TASK DETAILS ->
Set the listing down again exactly, please, apart from its pictures.

[Collected data]
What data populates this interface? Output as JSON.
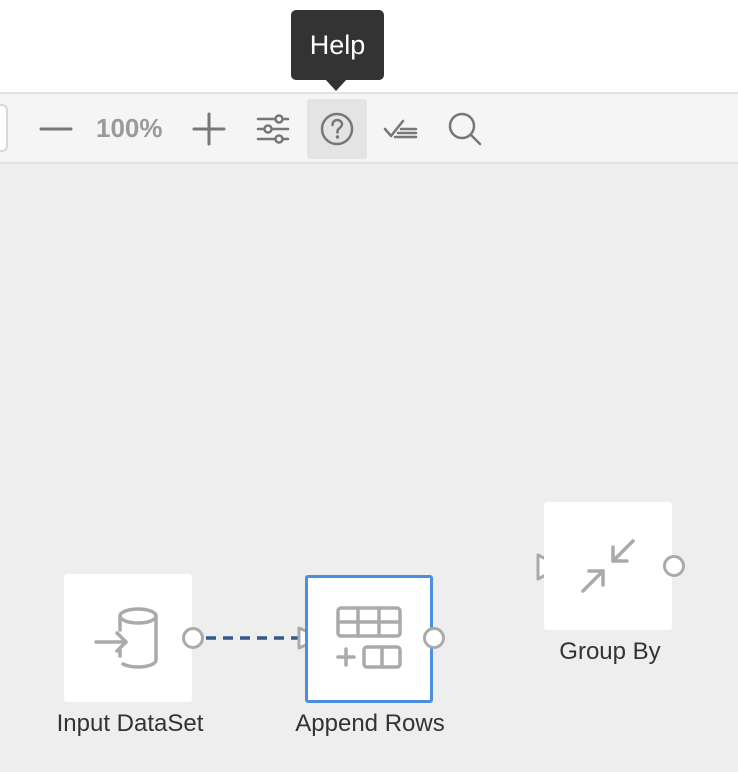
{
  "tooltip": {
    "text": "Help"
  },
  "toolbar": {
    "zoom_level": "100%",
    "buttons": [
      {
        "name": "zoom-out",
        "icon": "minus-icon"
      },
      {
        "name": "zoom-in",
        "icon": "plus-icon"
      },
      {
        "name": "settings",
        "icon": "sliders-icon"
      },
      {
        "name": "help",
        "icon": "help-circle-icon",
        "active": true
      },
      {
        "name": "validate",
        "icon": "check-list-icon"
      },
      {
        "name": "search",
        "icon": "search-icon"
      }
    ]
  },
  "nodes": [
    {
      "label": "Input DataSet",
      "icon": "database-input-icon",
      "selected": false
    },
    {
      "label": "Append Rows",
      "icon": "append-rows-icon",
      "selected": true
    },
    {
      "label": "Group By",
      "icon": "group-by-icon",
      "selected": false
    }
  ],
  "colors": {
    "selection": "#4a90e2",
    "connector": "#2f5a8a",
    "icon_gray": "#aaaaaa",
    "canvas_bg": "#eeeeee",
    "tooltip_bg": "#333333"
  }
}
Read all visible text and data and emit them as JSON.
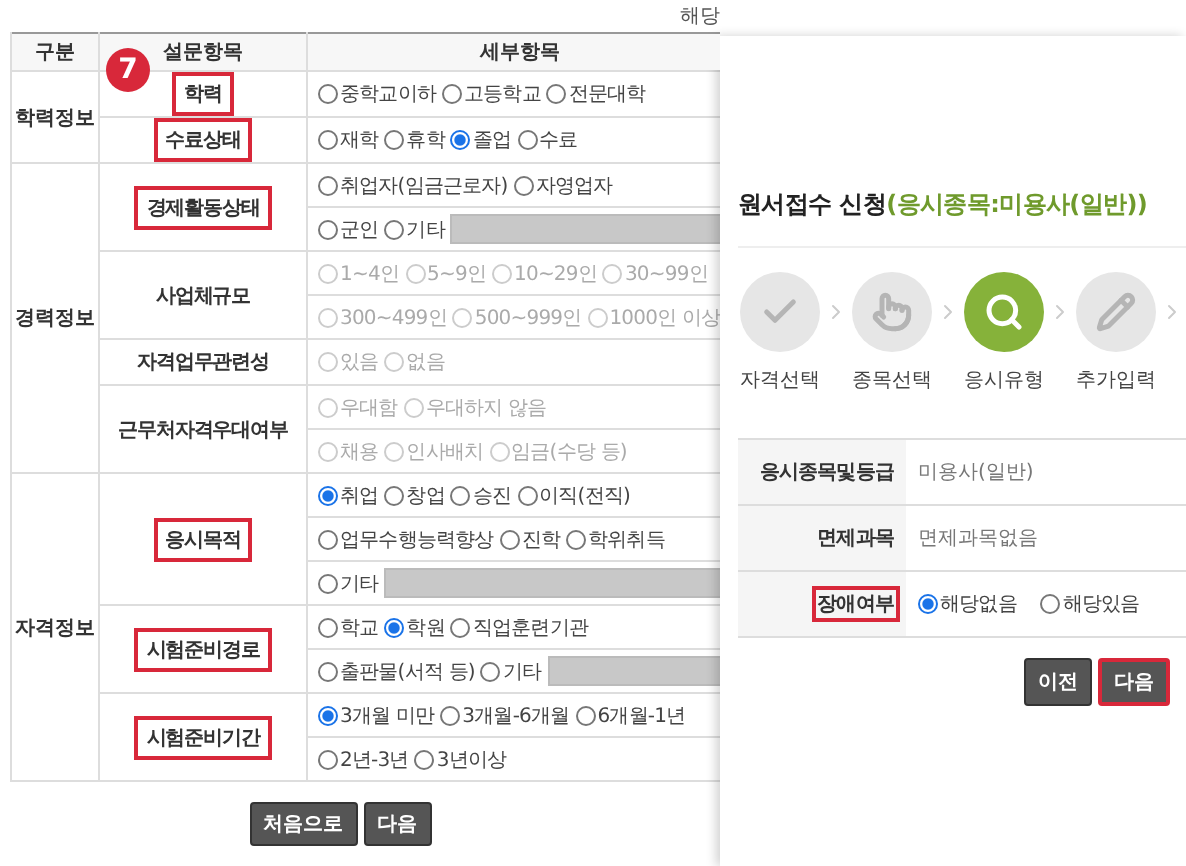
{
  "left": {
    "note": "해당",
    "step_badge": "7",
    "columns": [
      "구분",
      "설문항목",
      "세부항목"
    ],
    "groups": [
      {
        "name": "학력정보",
        "items": [
          {
            "label": "학력",
            "highlighted": true,
            "disabled": false,
            "lines": [
              [
                {
                  "kind": "radio",
                  "label": "중학교이하",
                  "selected": false
                },
                {
                  "kind": "radio",
                  "label": "고등학교",
                  "selected": false
                },
                {
                  "kind": "radio",
                  "label": "전문대학",
                  "selected": false
                }
              ]
            ]
          },
          {
            "label": "수료상태",
            "highlighted": true,
            "disabled": false,
            "lines": [
              [
                {
                  "kind": "radio",
                  "label": "재학",
                  "selected": false
                },
                {
                  "kind": "radio",
                  "label": "휴학",
                  "selected": false
                },
                {
                  "kind": "radio",
                  "label": "졸업",
                  "selected": true
                },
                {
                  "kind": "radio",
                  "label": "수료",
                  "selected": false
                }
              ]
            ]
          }
        ]
      },
      {
        "name": "경력정보",
        "items": [
          {
            "label": "경제활동상태",
            "highlighted": true,
            "disabled": false,
            "lines": [
              [
                {
                  "kind": "radio",
                  "label": "취업자(임금근로자)",
                  "selected": false
                },
                {
                  "kind": "radio",
                  "label": "자영업자",
                  "selected": false
                }
              ],
              [
                {
                  "kind": "radio",
                  "label": "군인",
                  "selected": false
                },
                {
                  "kind": "other",
                  "label": "기타",
                  "selected": false
                }
              ]
            ]
          },
          {
            "label": "사업체규모",
            "highlighted": false,
            "disabled": true,
            "lines": [
              [
                {
                  "kind": "radio",
                  "label": "1~4인",
                  "selected": false
                },
                {
                  "kind": "radio",
                  "label": "5~9인",
                  "selected": false
                },
                {
                  "kind": "radio",
                  "label": "10~29인",
                  "selected": false
                },
                {
                  "kind": "radio",
                  "label": "30~99인",
                  "selected": false
                }
              ],
              [
                {
                  "kind": "radio",
                  "label": "300~499인",
                  "selected": false
                },
                {
                  "kind": "radio",
                  "label": "500~999인",
                  "selected": false
                },
                {
                  "kind": "radio",
                  "label": "1000인 이상",
                  "selected": false
                }
              ]
            ]
          },
          {
            "label": "자격업무관련성",
            "highlighted": false,
            "disabled": true,
            "lines": [
              [
                {
                  "kind": "radio",
                  "label": "있음",
                  "selected": false
                },
                {
                  "kind": "radio",
                  "label": "없음",
                  "selected": false
                }
              ]
            ]
          },
          {
            "label": "근무처자격우대여부",
            "highlighted": false,
            "disabled": true,
            "lines": [
              [
                {
                  "kind": "radio",
                  "label": "우대함",
                  "selected": false
                },
                {
                  "kind": "radio",
                  "label": "우대하지 않음",
                  "selected": false
                }
              ],
              [
                {
                  "kind": "radio",
                  "label": "채용",
                  "selected": false
                },
                {
                  "kind": "radio",
                  "label": "인사배치",
                  "selected": false
                },
                {
                  "kind": "radio",
                  "label": "임금(수당 등)",
                  "selected": false
                }
              ]
            ]
          }
        ]
      },
      {
        "name": "자격정보",
        "items": [
          {
            "label": "응시목적",
            "highlighted": true,
            "disabled": false,
            "lines": [
              [
                {
                  "kind": "radio",
                  "label": "취업",
                  "selected": true
                },
                {
                  "kind": "radio",
                  "label": "창업",
                  "selected": false
                },
                {
                  "kind": "radio",
                  "label": "승진",
                  "selected": false
                },
                {
                  "kind": "radio",
                  "label": "이직(전직)",
                  "selected": false
                }
              ],
              [
                {
                  "kind": "radio",
                  "label": "업무수행능력향상",
                  "selected": false
                },
                {
                  "kind": "radio",
                  "label": "진학",
                  "selected": false
                },
                {
                  "kind": "radio",
                  "label": "학위취득",
                  "selected": false
                }
              ],
              [
                {
                  "kind": "other",
                  "label": "기타",
                  "selected": false
                }
              ]
            ]
          },
          {
            "label": "시험준비경로",
            "highlighted": true,
            "disabled": false,
            "lines": [
              [
                {
                  "kind": "radio",
                  "label": "학교",
                  "selected": false
                },
                {
                  "kind": "radio",
                  "label": "학원",
                  "selected": true
                },
                {
                  "kind": "radio",
                  "label": "직업훈련기관",
                  "selected": false
                }
              ],
              [
                {
                  "kind": "radio",
                  "label": "출판물(서적 등)",
                  "selected": false
                },
                {
                  "kind": "other",
                  "label": "기타",
                  "selected": false
                }
              ]
            ]
          },
          {
            "label": "시험준비기간",
            "highlighted": true,
            "disabled": false,
            "lines": [
              [
                {
                  "kind": "radio",
                  "label": "3개월 미만",
                  "selected": true
                },
                {
                  "kind": "radio",
                  "label": "3개월-6개월",
                  "selected": false
                },
                {
                  "kind": "radio",
                  "label": "6개월-1년",
                  "selected": false
                }
              ],
              [
                {
                  "kind": "radio",
                  "label": "2년-3년",
                  "selected": false
                },
                {
                  "kind": "radio",
                  "label": "3년이상",
                  "selected": false
                }
              ]
            ]
          }
        ]
      }
    ],
    "buttons": [
      {
        "label": "처음으로",
        "highlighted": false
      },
      {
        "label": "다음",
        "highlighted": false
      }
    ]
  },
  "right": {
    "title": "원서접수 신청",
    "subtitle": "(응시종목:미용사(일반))",
    "steps": [
      {
        "label": "자격선택",
        "active": false
      },
      {
        "label": "종목선택",
        "active": false
      },
      {
        "label": "응시유형",
        "active": true
      },
      {
        "label": "추가입력",
        "active": false
      }
    ],
    "rows": [
      {
        "kind": "text",
        "label": "응시종목및등급",
        "value": "미용사(일반)",
        "highlighted": false
      },
      {
        "kind": "text",
        "label": "면제과목",
        "value": "면제과목없음",
        "highlighted": false
      },
      {
        "kind": "radio",
        "label": "장애여부",
        "highlighted": true,
        "options": [
          {
            "label": "해당없음",
            "selected": true
          },
          {
            "label": "해당있음",
            "selected": false
          }
        ]
      }
    ],
    "buttons": [
      {
        "label": "이전",
        "highlighted": false
      },
      {
        "label": "다음",
        "highlighted": true
      }
    ]
  }
}
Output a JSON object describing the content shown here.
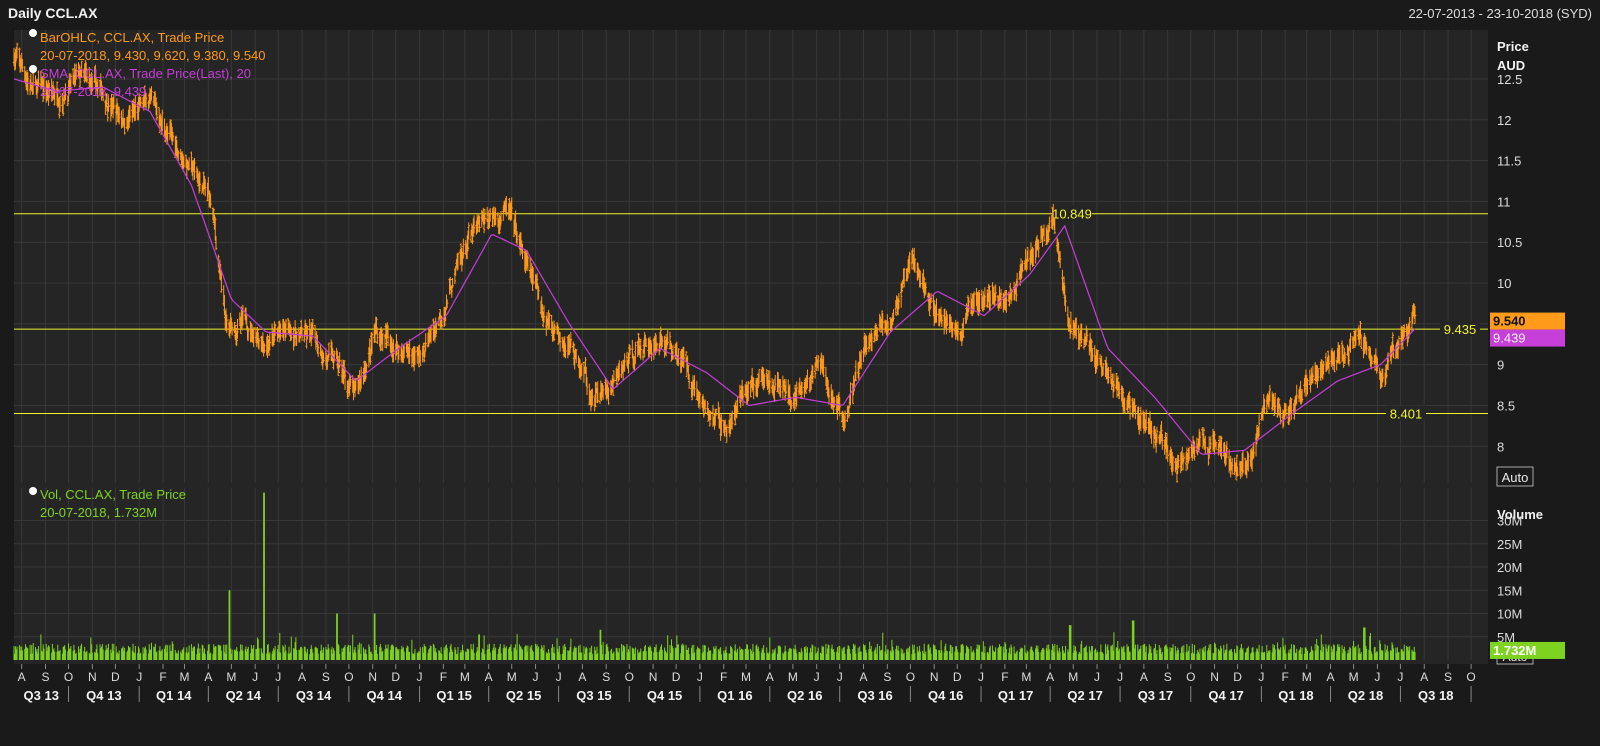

TASK ANSWER ->
What data populates this interface? Output as JSON.
{
  "tooltip": {
    "text": "Help"
  },
  "toolbar": {
    "zoom_level": "100%",
    "buttons": [
      {
        "name": "zoom-out",
        "icon": "minus-icon"
      },
      {
        "name": "zoom-in",
        "icon": "plus-icon"
      },
      {
        "name": "settings",
        "icon": "sliders-icon"
      },
      {
        "name": "help",
        "icon": "help-circle-icon",
        "active": true
      },
      {
        "name": "validate",
        "icon": "check-list-icon"
      },
      {
        "name": "search",
        "icon": "search-icon"
      }
    ]
  },
  "nodes": [
    {
      "label": "Input DataSet",
      "icon": "database-input-icon",
      "selected": false
    },
    {
      "label": "Append Rows",
      "icon": "append-rows-icon",
      "selected": true
    },
    {
      "label": "Group By",
      "icon": "group-by-icon",
      "selected": false
    }
  ],
  "colors": {
    "selection": "#4a90e2",
    "connector": "#2f5a8a",
    "icon_gray": "#aaaaaa",
    "canvas_bg": "#eeeeee",
    "tooltip_bg": "#333333"
  }
}
Read all visible text and data and emit them as JSON.
{
  "left": {
    "note": "해당",
    "step_badge": "7",
    "columns": [
      "구분",
      "설문항목",
      "세부항목"
    ],
    "groups": [
      {
        "name": "학력정보",
        "items": [
          {
            "label": "학력",
            "highlighted": true,
            "disabled": false,
            "lines": [
              [
                {
                  "kind": "radio",
                  "label": "중학교이하",
                  "selected": false
                },
                {
                  "kind": "radio",
                  "label": "고등학교",
                  "selected": false
                },
                {
                  "kind": "radio",
                  "label": "전문대학",
                  "selected": false
                }
              ]
            ]
          },
          {
            "label": "수료상태",
            "highlighted": true,
            "disabled": false,
            "lines": [
              [
                {
                  "kind": "radio",
                  "label": "재학",
                  "selected": false
                },
                {
                  "kind": "radio",
                  "label": "휴학",
                  "selected": false
                },
                {
                  "kind": "radio",
                  "label": "졸업",
                  "selected": true
                },
                {
                  "kind": "radio",
                  "label": "수료",
                  "selected": false
                }
              ]
            ]
          }
        ]
      },
      {
        "name": "경력정보",
        "items": [
          {
            "label": "경제활동상태",
            "highlighted": true,
            "disabled": false,
            "lines": [
              [
                {
                  "kind": "radio",
                  "label": "취업자(임금근로자)",
                  "selected": false
                },
                {
                  "kind": "radio",
                  "label": "자영업자",
                  "selected": false
                }
              ],
              [
                {
                  "kind": "radio",
                  "label": "군인",
                  "selected": false
                },
                {
                  "kind": "other",
                  "label": "기타",
                  "selected": false
                }
              ]
            ]
          },
          {
            "label": "사업체규모",
            "highlighted": false,
            "disabled": true,
            "lines": [
              [
                {
                  "kind": "radio",
                  "label": "1~4인",
                  "selected": false
                },
                {
                  "kind": "radio",
                  "label": "5~9인",
                  "selected": false
                },
                {
                  "kind": "radio",
                  "label": "10~29인",
                  "selected": false
                },
                {
                  "kind": "radio",
                  "label": "30~99인",
                  "selected": false
                }
              ],
              [
                {
                  "kind": "radio",
                  "label": "300~499인",
                  "selected": false
                },
                {
                  "kind": "radio",
                  "label": "500~999인",
                  "selected": false
                },
                {
                  "kind": "radio",
                  "label": "1000인 이상",
                  "selected": false
                }
              ]
            ]
          },
          {
            "label": "자격업무관련성",
            "highlighted": false,
            "disabled": true,
            "lines": [
              [
                {
                  "kind": "radio",
                  "label": "있음",
                  "selected": false
                },
                {
                  "kind": "radio",
                  "label": "없음",
                  "selected": false
                }
              ]
            ]
          },
          {
            "label": "근무처자격우대여부",
            "highlighted": false,
            "disabled": true,
            "lines": [
              [
                {
                  "kind": "radio",
                  "label": "우대함",
                  "selected": false
                },
                {
                  "kind": "radio",
                  "label": "우대하지 않음",
                  "selected": false
                }
              ],
              [
                {
                  "kind": "radio",
                  "label": "채용",
                  "selected": false
                },
                {
                  "kind": "radio",
                  "label": "인사배치",
                  "selected": false
                },
                {
                  "kind": "radio",
                  "label": "임금(수당 등)",
                  "selected": false
                }
              ]
            ]
          }
        ]
      },
      {
        "name": "자격정보",
        "items": [
          {
            "label": "응시목적",
            "highlighted": true,
            "disabled": false,
            "lines": [
              [
                {
                  "kind": "radio",
                  "label": "취업",
                  "selected": true
                },
                {
                  "kind": "radio",
                  "label": "창업",
                  "selected": false
                },
                {
                  "kind": "radio",
                  "label": "승진",
                  "selected": false
                },
                {
                  "kind": "radio",
                  "label": "이직(전직)",
                  "selected": false
                }
              ],
              [
                {
                  "kind": "radio",
                  "label": "업무수행능력향상",
                  "selected": false
                },
                {
                  "kind": "radio",
                  "label": "진학",
                  "selected": false
                },
                {
                  "kind": "radio",
                  "label": "학위취득",
                  "selected": false
                }
              ],
              [
                {
                  "kind": "other",
                  "label": "기타",
                  "selected": false
                }
              ]
            ]
          },
          {
            "label": "시험준비경로",
            "highlighted": true,
            "disabled": false,
            "lines": [
              [
                {
                  "kind": "radio",
                  "label": "학교",
                  "selected": false
                },
                {
                  "kind": "radio",
                  "label": "학원",
                  "selected": true
                },
                {
                  "kind": "radio",
                  "label": "직업훈련기관",
                  "selected": false
                }
              ],
              [
                {
                  "kind": "radio",
                  "label": "출판물(서적 등)",
                  "selected": false
                },
                {
                  "kind": "other",
                  "label": "기타",
                  "selected": false
                }
              ]
            ]
          },
          {
            "label": "시험준비기간",
            "highlighted": true,
            "disabled": false,
            "lines": [
              [
                {
                  "kind": "radio",
                  "label": "3개월 미만",
                  "selected": true
                },
                {
                  "kind": "radio",
                  "label": "3개월-6개월",
                  "selected": false
                },
                {
                  "kind": "radio",
                  "label": "6개월-1년",
                  "selected": false
                }
              ],
              [
                {
                  "kind": "radio",
                  "label": "2년-3년",
                  "selected": false
                },
                {
                  "kind": "radio",
                  "label": "3년이상",
                  "selected": false
                }
              ]
            ]
          }
        ]
      }
    ],
    "buttons": [
      {
        "label": "처음으로",
        "highlighted": false
      },
      {
        "label": "다음",
        "highlighted": false
      }
    ]
  },
  "right": {
    "title": "원서접수 신청",
    "subtitle": "(응시종목:미용사(일반))",
    "steps": [
      {
        "label": "자격선택",
        "active": false
      },
      {
        "label": "종목선택",
        "active": false
      },
      {
        "label": "응시유형",
        "active": true
      },
      {
        "label": "추가입력",
        "active": false
      }
    ],
    "rows": [
      {
        "kind": "text",
        "label": "응시종목및등급",
        "value": "미용사(일반)",
        "highlighted": false
      },
      {
        "kind": "text",
        "label": "면제과목",
        "value": "면제과목없음",
        "highlighted": false
      },
      {
        "kind": "radio",
        "label": "장애여부",
        "highlighted": true,
        "options": [
          {
            "label": "해당없음",
            "selected": true
          },
          {
            "label": "해당있음",
            "selected": false
          }
        ]
      }
    ],
    "buttons": [
      {
        "label": "이전",
        "highlighted": false
      },
      {
        "label": "다음",
        "highlighted": true
      }
    ]
  }
}
Output a JSON object describing the content shown here.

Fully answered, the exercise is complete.